■ **EXERCISE**:
Repeat all of the records verbatim.

■ **RECORD LIST**:
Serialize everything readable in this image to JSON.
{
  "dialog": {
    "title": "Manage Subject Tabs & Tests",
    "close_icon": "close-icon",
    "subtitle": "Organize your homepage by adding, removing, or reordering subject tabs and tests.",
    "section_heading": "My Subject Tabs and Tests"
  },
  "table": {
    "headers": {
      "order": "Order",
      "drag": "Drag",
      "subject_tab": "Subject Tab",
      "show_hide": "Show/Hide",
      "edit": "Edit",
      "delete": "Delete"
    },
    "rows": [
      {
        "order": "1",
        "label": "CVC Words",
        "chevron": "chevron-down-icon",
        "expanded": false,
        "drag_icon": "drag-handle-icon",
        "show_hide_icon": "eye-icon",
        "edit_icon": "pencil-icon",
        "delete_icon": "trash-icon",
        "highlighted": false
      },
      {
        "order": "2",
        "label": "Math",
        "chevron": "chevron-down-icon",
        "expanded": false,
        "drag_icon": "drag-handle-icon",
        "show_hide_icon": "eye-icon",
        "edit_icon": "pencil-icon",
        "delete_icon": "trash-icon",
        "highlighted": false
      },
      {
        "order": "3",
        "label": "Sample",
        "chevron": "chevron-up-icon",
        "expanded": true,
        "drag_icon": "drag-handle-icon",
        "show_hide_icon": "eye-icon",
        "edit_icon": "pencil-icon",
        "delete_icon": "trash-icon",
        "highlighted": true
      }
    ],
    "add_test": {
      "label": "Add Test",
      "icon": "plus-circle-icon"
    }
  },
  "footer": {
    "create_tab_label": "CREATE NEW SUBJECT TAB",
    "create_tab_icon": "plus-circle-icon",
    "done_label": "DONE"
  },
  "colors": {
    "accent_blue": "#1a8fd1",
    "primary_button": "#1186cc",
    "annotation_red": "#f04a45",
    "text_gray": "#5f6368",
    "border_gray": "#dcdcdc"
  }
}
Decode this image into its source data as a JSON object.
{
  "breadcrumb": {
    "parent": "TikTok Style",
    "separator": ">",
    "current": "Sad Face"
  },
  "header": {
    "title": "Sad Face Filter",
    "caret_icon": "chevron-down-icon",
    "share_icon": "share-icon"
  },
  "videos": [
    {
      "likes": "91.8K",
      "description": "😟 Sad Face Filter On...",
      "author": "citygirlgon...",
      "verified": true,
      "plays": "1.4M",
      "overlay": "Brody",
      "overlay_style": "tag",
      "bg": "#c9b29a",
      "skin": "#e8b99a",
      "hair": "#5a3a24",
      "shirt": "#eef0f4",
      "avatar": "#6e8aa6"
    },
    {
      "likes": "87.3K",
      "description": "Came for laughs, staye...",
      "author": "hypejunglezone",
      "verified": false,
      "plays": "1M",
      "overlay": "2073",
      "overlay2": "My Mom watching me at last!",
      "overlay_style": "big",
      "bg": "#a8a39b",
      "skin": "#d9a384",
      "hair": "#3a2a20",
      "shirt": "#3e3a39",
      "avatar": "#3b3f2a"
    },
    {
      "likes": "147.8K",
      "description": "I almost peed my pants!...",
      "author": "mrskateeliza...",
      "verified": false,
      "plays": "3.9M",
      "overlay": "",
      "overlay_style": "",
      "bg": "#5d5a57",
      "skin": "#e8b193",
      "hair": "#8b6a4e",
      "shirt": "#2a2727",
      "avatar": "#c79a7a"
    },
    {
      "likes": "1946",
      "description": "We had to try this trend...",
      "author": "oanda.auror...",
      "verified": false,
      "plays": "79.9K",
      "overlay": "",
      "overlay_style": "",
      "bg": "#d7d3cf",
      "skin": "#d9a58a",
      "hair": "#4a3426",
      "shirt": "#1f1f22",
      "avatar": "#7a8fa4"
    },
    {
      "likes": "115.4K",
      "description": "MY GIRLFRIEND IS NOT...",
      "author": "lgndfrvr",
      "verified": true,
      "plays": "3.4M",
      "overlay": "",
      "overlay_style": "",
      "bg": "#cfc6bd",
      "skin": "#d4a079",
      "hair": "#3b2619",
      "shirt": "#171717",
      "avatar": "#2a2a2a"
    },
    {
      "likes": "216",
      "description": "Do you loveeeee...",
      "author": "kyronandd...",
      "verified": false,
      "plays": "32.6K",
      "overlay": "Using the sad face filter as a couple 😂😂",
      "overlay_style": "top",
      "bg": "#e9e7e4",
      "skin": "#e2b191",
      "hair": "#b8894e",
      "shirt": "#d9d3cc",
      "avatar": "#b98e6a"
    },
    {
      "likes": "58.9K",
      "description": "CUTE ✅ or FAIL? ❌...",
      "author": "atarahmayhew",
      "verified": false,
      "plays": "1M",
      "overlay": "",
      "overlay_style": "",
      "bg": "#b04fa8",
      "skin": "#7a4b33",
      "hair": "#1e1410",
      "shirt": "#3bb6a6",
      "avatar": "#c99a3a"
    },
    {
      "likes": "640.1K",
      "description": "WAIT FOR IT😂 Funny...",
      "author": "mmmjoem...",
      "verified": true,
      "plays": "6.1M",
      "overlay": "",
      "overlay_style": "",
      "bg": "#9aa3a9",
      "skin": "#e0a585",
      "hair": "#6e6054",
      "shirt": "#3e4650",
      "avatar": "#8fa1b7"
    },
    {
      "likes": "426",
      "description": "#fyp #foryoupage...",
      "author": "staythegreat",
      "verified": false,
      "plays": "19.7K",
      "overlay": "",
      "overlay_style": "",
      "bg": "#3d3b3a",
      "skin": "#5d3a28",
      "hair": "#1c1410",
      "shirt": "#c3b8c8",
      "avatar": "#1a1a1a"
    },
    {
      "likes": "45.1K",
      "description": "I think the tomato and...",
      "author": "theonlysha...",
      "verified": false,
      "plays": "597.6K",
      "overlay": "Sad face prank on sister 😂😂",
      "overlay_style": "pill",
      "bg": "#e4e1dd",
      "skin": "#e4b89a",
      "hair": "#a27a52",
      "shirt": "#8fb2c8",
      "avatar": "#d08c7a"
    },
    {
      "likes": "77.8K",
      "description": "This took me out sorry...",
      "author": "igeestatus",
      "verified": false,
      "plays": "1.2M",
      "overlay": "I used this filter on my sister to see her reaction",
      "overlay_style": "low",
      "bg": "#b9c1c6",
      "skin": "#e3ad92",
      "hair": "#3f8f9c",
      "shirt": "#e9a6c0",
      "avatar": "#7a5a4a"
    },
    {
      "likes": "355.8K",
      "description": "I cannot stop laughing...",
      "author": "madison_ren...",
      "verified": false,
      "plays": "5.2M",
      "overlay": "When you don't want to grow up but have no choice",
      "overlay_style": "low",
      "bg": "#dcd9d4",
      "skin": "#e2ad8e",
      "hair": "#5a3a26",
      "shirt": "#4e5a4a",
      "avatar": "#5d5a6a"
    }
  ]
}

■ **SOLUTION TO THE EXERCISE**:
Serialize everything readable in this image to JSON.
{
  "dialog": {
    "title": "Manage Subject Tabs & Tests",
    "close_icon": "close-icon",
    "subtitle": "Organize your homepage by adding, removing, or reordering subject tabs and tests.",
    "section_heading": "My Subject Tabs and Tests"
  },
  "table": {
    "headers": {
      "order": "Order",
      "drag": "Drag",
      "subject_tab": "Subject Tab",
      "show_hide": "Show/Hide",
      "edit": "Edit",
      "delete": "Delete"
    },
    "rows": [
      {
        "order": "1",
        "label": "CVC Words",
        "chevron": "chevron-down-icon",
        "expanded": false,
        "drag_icon": "drag-handle-icon",
        "show_hide_icon": "eye-icon",
        "edit_icon": "pencil-icon",
        "delete_icon": "trash-icon",
        "highlighted": false
      },
      {
        "order": "2",
        "label": "Math",
        "chevron": "chevron-down-icon",
        "expanded": false,
        "drag_icon": "drag-handle-icon",
        "show_hide_icon": "eye-icon",
        "edit_icon": "pencil-icon",
        "delete_icon": "trash-icon",
        "highlighted": false
      },
      {
        "order": "3",
        "label": "Sample",
        "chevron": "chevron-up-icon",
        "expanded": true,
        "drag_icon": "drag-handle-icon",
        "show_hide_icon": "eye-icon",
        "edit_icon": "pencil-icon",
        "delete_icon": "trash-icon",
        "highlighted": true
      }
    ],
    "add_test": {
      "label": "Add Test",
      "icon": "plus-circle-icon"
    }
  },
  "footer": {
    "create_tab_label": "CREATE NEW SUBJECT TAB",
    "create_tab_icon": "plus-circle-icon",
    "done_label": "DONE"
  },
  "colors": {
    "accent_blue": "#1a8fd1",
    "primary_button": "#1186cc",
    "annotation_red": "#f04a45",
    "text_gray": "#5f6368",
    "border_gray": "#dcdcdc"
  }
}
Decode this image into its source data as a JSON object.
{
  "breadcrumb": {
    "parent": "TikTok Style",
    "separator": ">",
    "current": "Sad Face"
  },
  "header": {
    "title": "Sad Face Filter",
    "caret_icon": "chevron-down-icon",
    "share_icon": "share-icon"
  },
  "videos": [
    {
      "likes": "91.8K",
      "description": "😟 Sad Face Filter On...",
      "author": "citygirlgon...",
      "verified": true,
      "plays": "1.4M",
      "overlay": "Brody",
      "overlay_style": "tag",
      "bg": "#c9b29a",
      "skin": "#e8b99a",
      "hair": "#5a3a24",
      "shirt": "#eef0f4",
      "avatar": "#6e8aa6"
    },
    {
      "likes": "87.3K",
      "description": "Came for laughs, staye...",
      "author": "hypejunglezone",
      "verified": false,
      "plays": "1M",
      "overlay": "2073",
      "overlay2": "My Mom watching me at last!",
      "overlay_style": "big",
      "bg": "#a8a39b",
      "skin": "#d9a384",
      "hair": "#3a2a20",
      "shirt": "#3e3a39",
      "avatar": "#3b3f2a"
    },
    {
      "likes": "147.8K",
      "description": "I almost peed my pants!...",
      "author": "mrskateeliza...",
      "verified": false,
      "plays": "3.9M",
      "overlay": "",
      "overlay_style": "",
      "bg": "#5d5a57",
      "skin": "#e8b193",
      "hair": "#8b6a4e",
      "shirt": "#2a2727",
      "avatar": "#c79a7a"
    },
    {
      "likes": "1946",
      "description": "We had to try this trend...",
      "author": "oanda.auror...",
      "verified": false,
      "plays": "79.9K",
      "overlay": "",
      "overlay_style": "",
      "bg": "#d7d3cf",
      "skin": "#d9a58a",
      "hair": "#4a3426",
      "shirt": "#1f1f22",
      "avatar": "#7a8fa4"
    },
    {
      "likes": "115.4K",
      "description": "MY GIRLFRIEND IS NOT...",
      "author": "lgndfrvr",
      "verified": true,
      "plays": "3.4M",
      "overlay": "",
      "overlay_style": "",
      "bg": "#cfc6bd",
      "skin": "#d4a079",
      "hair": "#3b2619",
      "shirt": "#171717",
      "avatar": "#2a2a2a"
    },
    {
      "likes": "216",
      "description": "Do you loveeeee...",
      "author": "kyronandd...",
      "verified": false,
      "plays": "32.6K",
      "overlay": "Using the sad face filter as a couple 😂😂",
      "overlay_style": "top",
      "bg": "#e9e7e4",
      "skin": "#e2b191",
      "hair": "#b8894e",
      "shirt": "#d9d3cc",
      "avatar": "#b98e6a"
    },
    {
      "likes": "58.9K",
      "description": "CUTE ✅ or FAIL? ❌...",
      "author": "atarahmayhew",
      "verified": false,
      "plays": "1M",
      "overlay": "",
      "overlay_style": "",
      "bg": "#b04fa8",
      "skin": "#7a4b33",
      "hair": "#1e1410",
      "shirt": "#3bb6a6",
      "avatar": "#c99a3a"
    },
    {
      "likes": "640.1K",
      "description": "WAIT FOR IT😂 Funny...",
      "author": "mmmjoem...",
      "verified": true,
      "plays": "6.1M",
      "overlay": "",
      "overlay_style": "",
      "bg": "#9aa3a9",
      "skin": "#e0a585",
      "hair": "#6e6054",
      "shirt": "#3e4650",
      "avatar": "#8fa1b7"
    },
    {
      "likes": "426",
      "description": "#fyp #foryoupage...",
      "author": "staythegreat",
      "verified": false,
      "plays": "19.7K",
      "overlay": "",
      "overlay_style": "",
      "bg": "#3d3b3a",
      "skin": "#5d3a28",
      "hair": "#1c1410",
      "shirt": "#c3b8c8",
      "avatar": "#1a1a1a"
    },
    {
      "likes": "45.1K",
      "description": "I think the tomato and...",
      "author": "theonlysha...",
      "verified": false,
      "plays": "597.6K",
      "overlay": "Sad face prank on sister 😂😂",
      "overlay_style": "pill",
      "bg": "#e4e1dd",
      "skin": "#e4b89a",
      "hair": "#a27a52",
      "shirt": "#8fb2c8",
      "avatar": "#d08c7a"
    },
    {
      "likes": "77.8K",
      "description": "This took me out sorry...",
      "author": "igeestatus",
      "verified": false,
      "plays": "1.2M",
      "overlay": "I used this filter on my sister to see her reaction",
      "overlay_style": "low",
      "bg": "#b9c1c6",
      "skin": "#e3ad92",
      "hair": "#3f8f9c",
      "shirt": "#e9a6c0",
      "avatar": "#7a5a4a"
    },
    {
      "likes": "355.8K",
      "description": "I cannot stop laughing...",
      "author": "madison_ren...",
      "verified": false,
      "plays": "5.2M",
      "overlay": "When you don't want to grow up but have no choice",
      "overlay_style": "low",
      "bg": "#dcd9d4",
      "skin": "#e2ad8e",
      "hair": "#5a3a26",
      "shirt": "#4e5a4a",
      "avatar": "#5d5a6a"
    }
  ]
}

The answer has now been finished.